Exercise description: Word for word, transcribe the lines below and drop the pictures.
### Provided information
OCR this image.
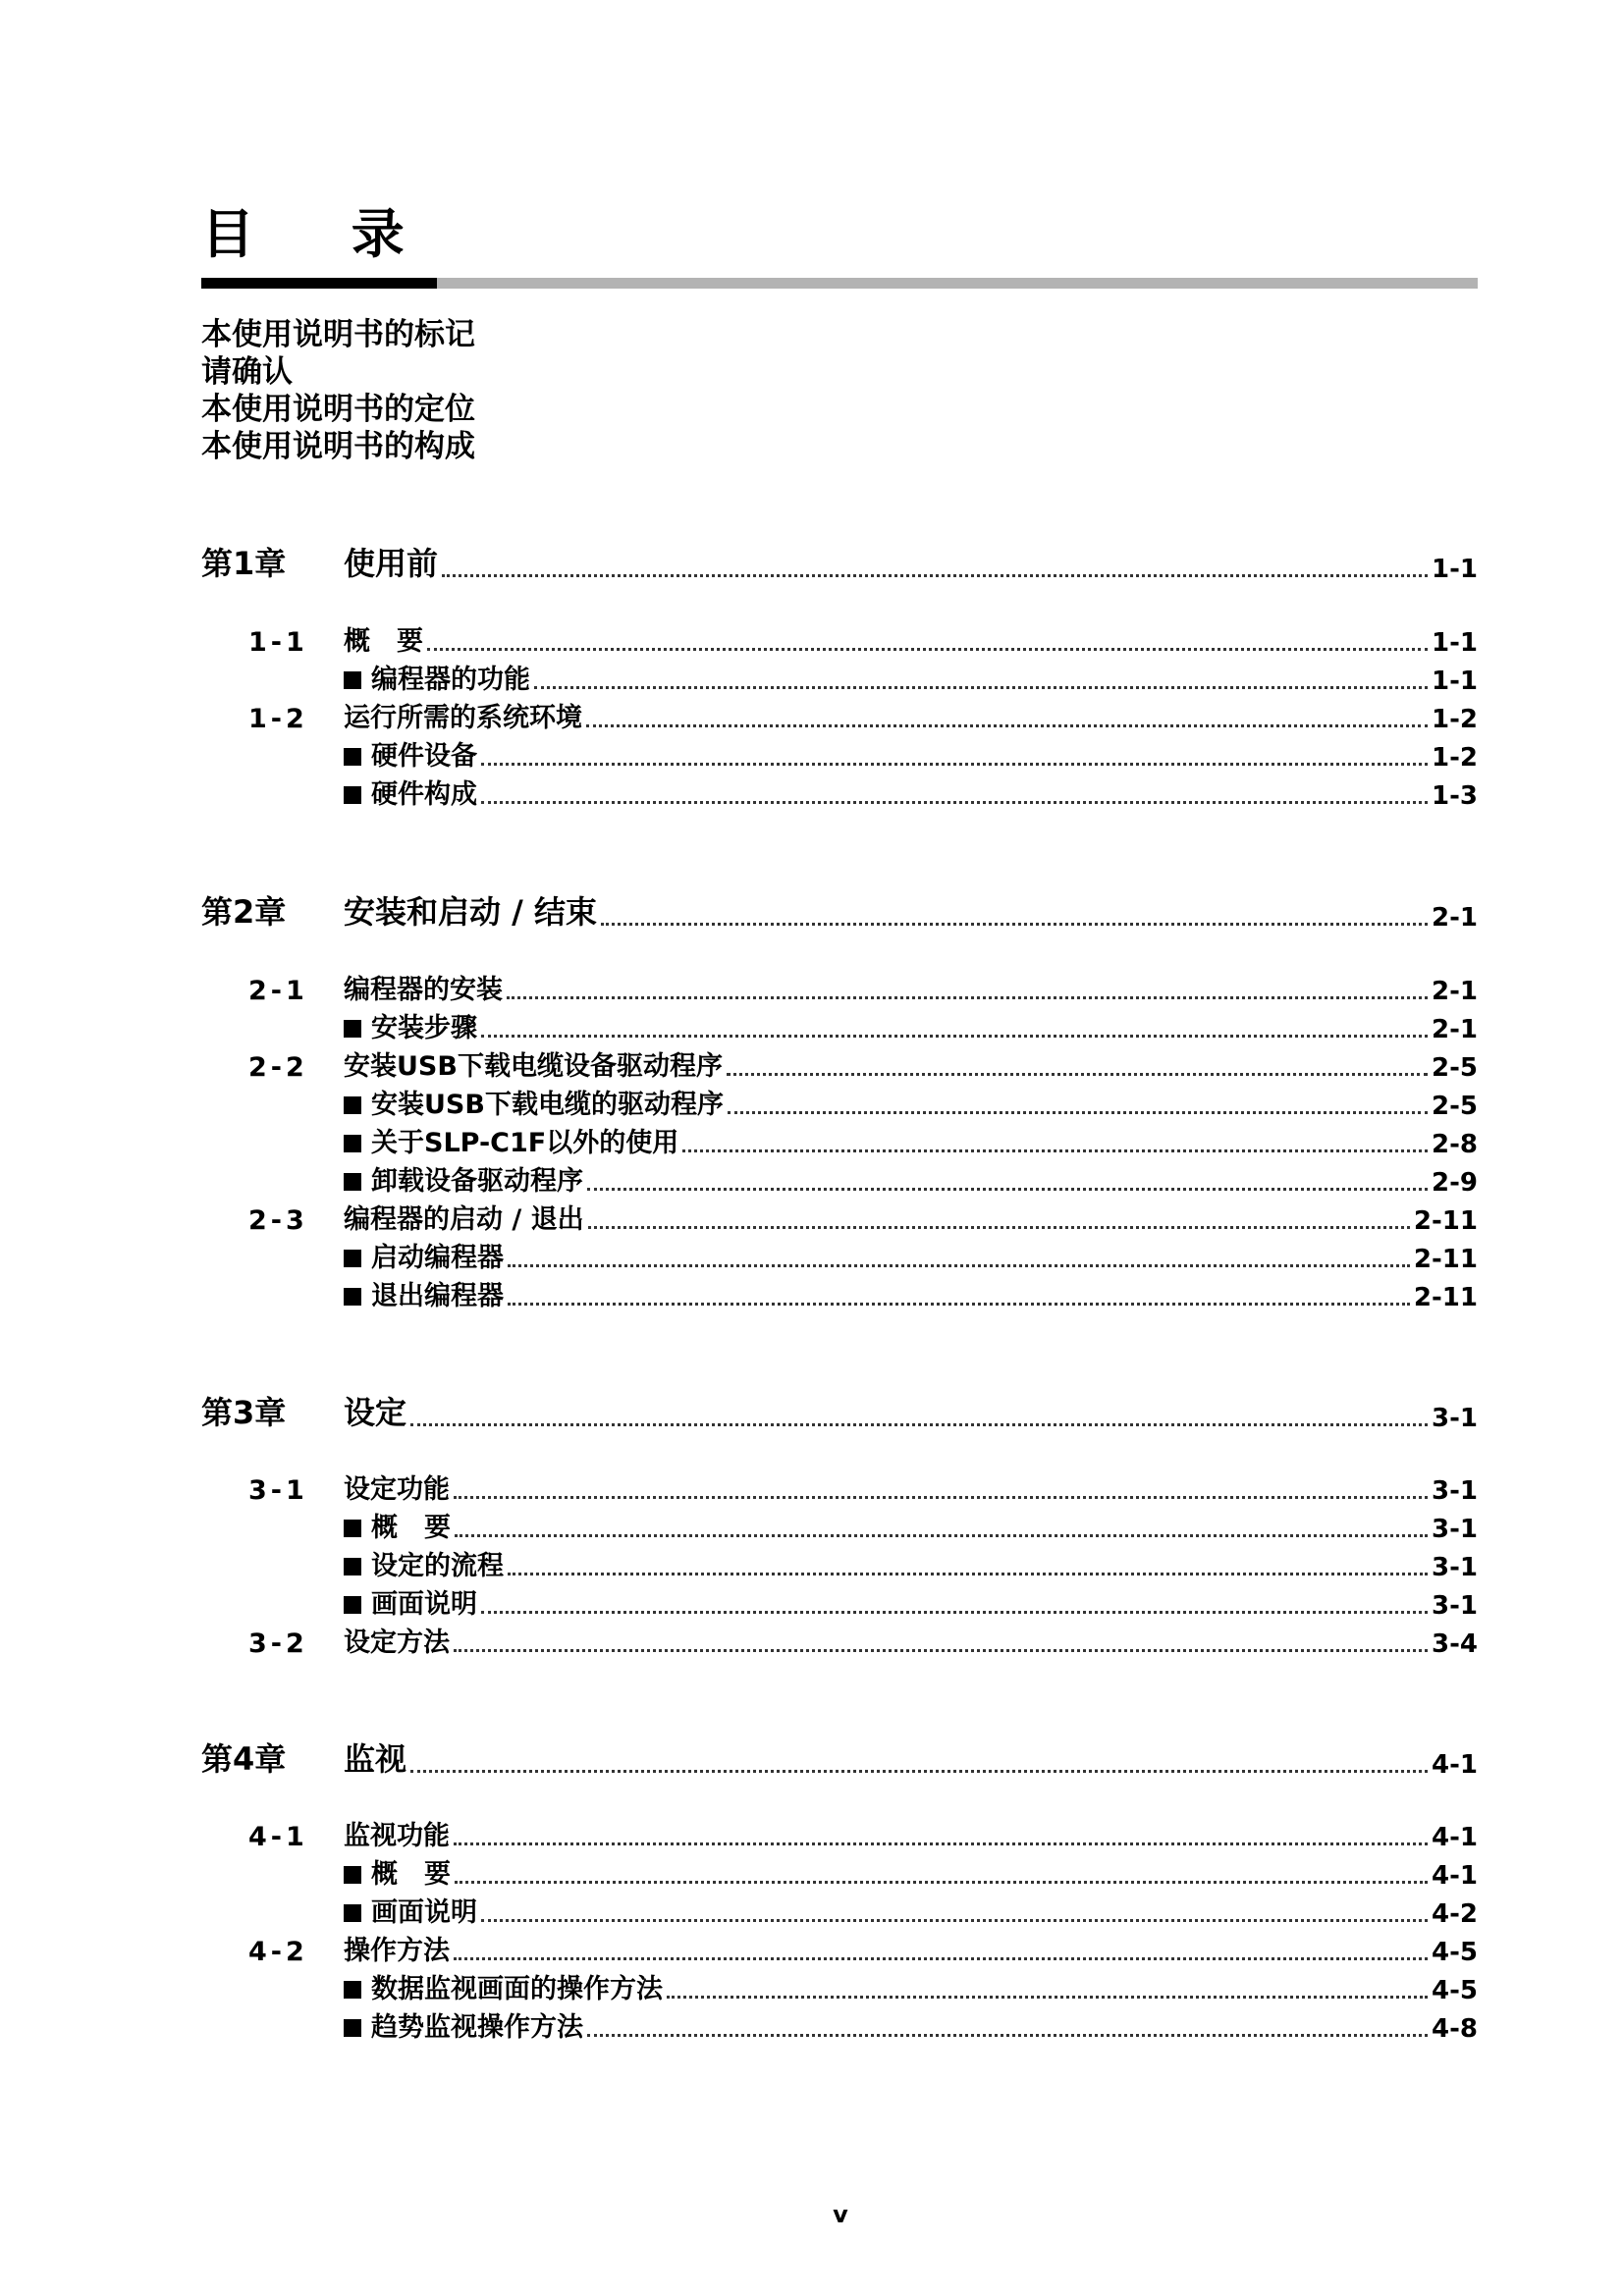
目 录
本使用说明书的标记
请确认
本使用说明书的定位
本使用说明书的构成
第1章 使用前	1-1
1-1 概　要	1-1
编程器的功能	1-1
1-2 运行所需的系统环境	1-2
硬件设备	1-2
硬件构成	1-3
第2章 安装和启动 / 结束	2-1
2-1 编程器的安装	2-1
安装步骤	2-1
2-2 安装USB下载电缆设备驱动程序	2-5
安装USB下载电缆的驱动程序	2-5
关于SLP-C1F以外的使用	2-8
卸载设备驱动程序	2-9
2-3 编程器的启动 / 退出	2-11
启动编程器	2-11
退出编程器	2-11
第3章 设定	3-1
3-1 设定功能	3-1
概　要	3-1
设定的流程	3-1
画面说明	3-1
3-2 设定方法	3-4
第4章 监视	4-1
4-1 监视功能	4-1
概　要	4-1
画面说明	4-2
4-2 操作方法	4-5
数据监视画面的操作方法	4-5
趋势监视操作方法	4-8
v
######
Reply to the exercise:
OCR this image.
目 录
本使用说明书的标记
请确认
本使用说明书的定位
本使用说明书的构成
第1章 使用前	1-1
1-1 概　要	1-1
编程器的功能	1-1
1-2 运行所需的系统环境	1-2
硬件设备	1-2
硬件构成	1-3
第2章 安装和启动 / 结束	2-1
2-1 编程器的安装	2-1
安装步骤	2-1
2-2 安装USB下载电缆设备驱动程序	2-5
安装USB下载电缆的驱动程序	2-5
关于SLP-C1F以外的使用	2-8
卸载设备驱动程序	2-9
2-3 编程器的启动 / 退出	2-11
启动编程器	2-11
退出编程器	2-11
第3章 设定	3-1
3-1 设定功能	3-1
概　要	3-1
设定的流程	3-1
画面说明	3-1
3-2 设定方法	3-4
第4章 监视	4-1
4-1 监视功能	4-1
概　要	4-1
画面说明	4-2
4-2 操作方法	4-5
数据监视画面的操作方法	4-5
趋势监视操作方法	4-8
v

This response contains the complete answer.